§ **Извлечённый текст**:
"""
Подобно тому как Робинзон пилит, строит, соображает самозабвенно настолько, насколько хочется ему остаться в живых, то есть с полной самоотдачей, в ту же меру пишет и Дефо, пробиваясь к живому существованию книги. Обстоятельства требовали от Робинзона такого напряжения, что на сколько-нибудь позерскую "многозначительность" у него не осталось сил. У него действия просты, как просты те жизненные нужды, без которых, однако, нет жизни. Робинзон говорит и действует ничего не подразумевая. Даже Дефо ничего, собственно, не подразумевает. Подтекстом оказывается - не больше и не меньше - сама история, накопившаяся за плечами Робинзона и выразившаяся, насколько у Дефо хватило сил, через уникально точное соединение личного и исторического. Поэтому получается все естественно просто и естественно сложно - содержательно и в результате неистощимо интересно.

"Мы говорили о море и о делах его... И мы говорили о старых кораблях, о происшествиях на море, кораблекрушениях, о сломанных мачтах и о человеке, который доставил целым и невредимым свое судно с временным рулем с реки Плейт в Ливерпуль. Мы говорили о крушениях, об урезанных пайках и о героизме, или, по крайней мере, о том, что газеты называют героизмом на море, о проявлении добродетелей, отличном от героизма первобытных времен. А изредка мы все смолкали и глядели на реку", - это из Конрада, последние возможности такого "говорения", когда предмет, о котором беседуют, все еще говорит сам за себя - корабли, происшествия на море - уже интересно. Но то последние судороги таких перечислений, проделавших долгий вековой путь хотя бы от любого из названий романов Дефо, которые нам известны в двух словах: "...О том, как был он покинут на побережье Мадагаскара, как устроился в этих местах, с описанием страны и ее обитателей... о великих богатствах, которые он там нажил, и как он возвратился в Англию и также о том, как капитан Сингльтон вновь пустился в плавание, с рассказом о многочисленных его приключениях и пиратствах со славным капитаном Эвери и другими". Полный титул "Робинзона" несколько короче, по в свою очередь состоит из многообещающих посулов читателям: "о том, как" и т. п.
"""
Записи:
"""
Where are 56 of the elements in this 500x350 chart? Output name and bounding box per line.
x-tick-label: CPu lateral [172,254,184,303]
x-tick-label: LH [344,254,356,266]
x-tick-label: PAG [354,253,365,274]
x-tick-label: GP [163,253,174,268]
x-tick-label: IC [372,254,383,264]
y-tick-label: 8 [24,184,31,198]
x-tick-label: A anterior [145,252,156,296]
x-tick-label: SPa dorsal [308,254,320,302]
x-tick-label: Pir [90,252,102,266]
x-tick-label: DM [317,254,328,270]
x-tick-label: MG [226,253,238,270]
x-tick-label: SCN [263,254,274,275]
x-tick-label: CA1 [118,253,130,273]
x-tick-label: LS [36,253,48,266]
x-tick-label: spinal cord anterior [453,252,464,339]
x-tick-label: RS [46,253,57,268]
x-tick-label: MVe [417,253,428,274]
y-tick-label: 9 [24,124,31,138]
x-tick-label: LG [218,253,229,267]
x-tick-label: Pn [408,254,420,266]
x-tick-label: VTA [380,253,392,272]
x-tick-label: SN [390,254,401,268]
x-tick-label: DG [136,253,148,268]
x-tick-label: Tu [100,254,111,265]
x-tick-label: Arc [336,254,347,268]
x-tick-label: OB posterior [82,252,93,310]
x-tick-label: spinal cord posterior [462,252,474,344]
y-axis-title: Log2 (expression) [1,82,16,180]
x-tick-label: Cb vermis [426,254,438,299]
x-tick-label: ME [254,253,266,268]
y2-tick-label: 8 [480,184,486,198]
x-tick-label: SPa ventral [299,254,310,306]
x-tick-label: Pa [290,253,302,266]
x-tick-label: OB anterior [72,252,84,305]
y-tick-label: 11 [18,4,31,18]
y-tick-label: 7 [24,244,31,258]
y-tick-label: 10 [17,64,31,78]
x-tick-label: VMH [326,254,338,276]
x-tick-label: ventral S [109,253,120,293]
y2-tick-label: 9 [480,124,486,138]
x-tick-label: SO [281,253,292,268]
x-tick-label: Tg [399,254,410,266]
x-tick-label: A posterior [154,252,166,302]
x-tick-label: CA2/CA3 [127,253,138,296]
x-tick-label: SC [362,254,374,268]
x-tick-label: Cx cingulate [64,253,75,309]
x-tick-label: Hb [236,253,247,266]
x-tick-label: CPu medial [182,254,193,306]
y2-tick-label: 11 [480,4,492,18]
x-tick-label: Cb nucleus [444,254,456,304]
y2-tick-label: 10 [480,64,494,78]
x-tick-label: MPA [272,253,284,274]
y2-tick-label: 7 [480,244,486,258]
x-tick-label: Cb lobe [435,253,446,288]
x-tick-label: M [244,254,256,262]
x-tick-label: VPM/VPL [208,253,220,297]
"""
§ **Список заданий**:
A: Переведите на английский предложение из текста о Дефо и Робинзоне: «Робинзон говорит и действует ничего не подразумевая.»
B: Перепишите фрагмент текста о Дефо и Робинзоне, начиная с «Подобно тому как» и заканчивая «результате неистощимо интересно.», заменив «напряжения» на «усилия».
C: Допишите продолжение текста о Дефо и Робинзоне, начав сразу после его последней фразы.
Этот материал получен из другого источника.

§ **Ответы к заданиям**:
A: Robinson speaks and acts without implying anything.

B:
Подобно тому как Робинзон пилит, строит, соображает самозабвенно настолько, насколько хочется ему остаться в живых, то есть с полной самоотдачей, в ту же меру пишет и Дефо, пробиваясь к живому существованию книги. Обстоятельства требовали от Робинзона такого усилия, что на сколько-нибудь позерскую "многозначительность" у него не осталось сил. У него действия просты, как просты те жизненные нужды, без которых, однако, нет жизни. Робинзон говорит и действует ничего не подразумевая. Даже Дефо ничего, собственно, не подразумевает. Подтекстом оказывается - не больше и не меньше - сама история, накопившаяся за плечами Робинзона и выразившаяся, насколько у Дефо хватило сил, через уникально точное соединение личного и исторического. Поэтому получается все естественно просто и естественно сложно - содержательно и в результате неистощимо интересно.

C:
Отпали пространные заглавия, естественные и необходимые в свое время хотя бы потому, что не все то, что читали у Дефо тогда, читаем мы теперь. Ясно, что про Мадагаскар читать у Дефо не будем, даже и про пиратов не будем, а прочтем то, что отстоялось и умещается в двух словах: "Робинзон Крузо" или "Молль Флендерс". Интереснее оказалось читать не о том, о другом, третьем, а лишь об одном - о Робинзоне. Нет, нужно бы предлог "о" убрать вовсе, чтобы обозначить непосредственность читательского союза с Робинзоном: мы не читаем о нем, мы читаем летопись его жизни; не рассказ о том, как и что сделал он, а сами по себе его действия перед нами на книжной странице.

Общедоступным стал способ описания вещей невероятных через обыкновенные подробности, как некогда это делал Дефо устами Робинзона.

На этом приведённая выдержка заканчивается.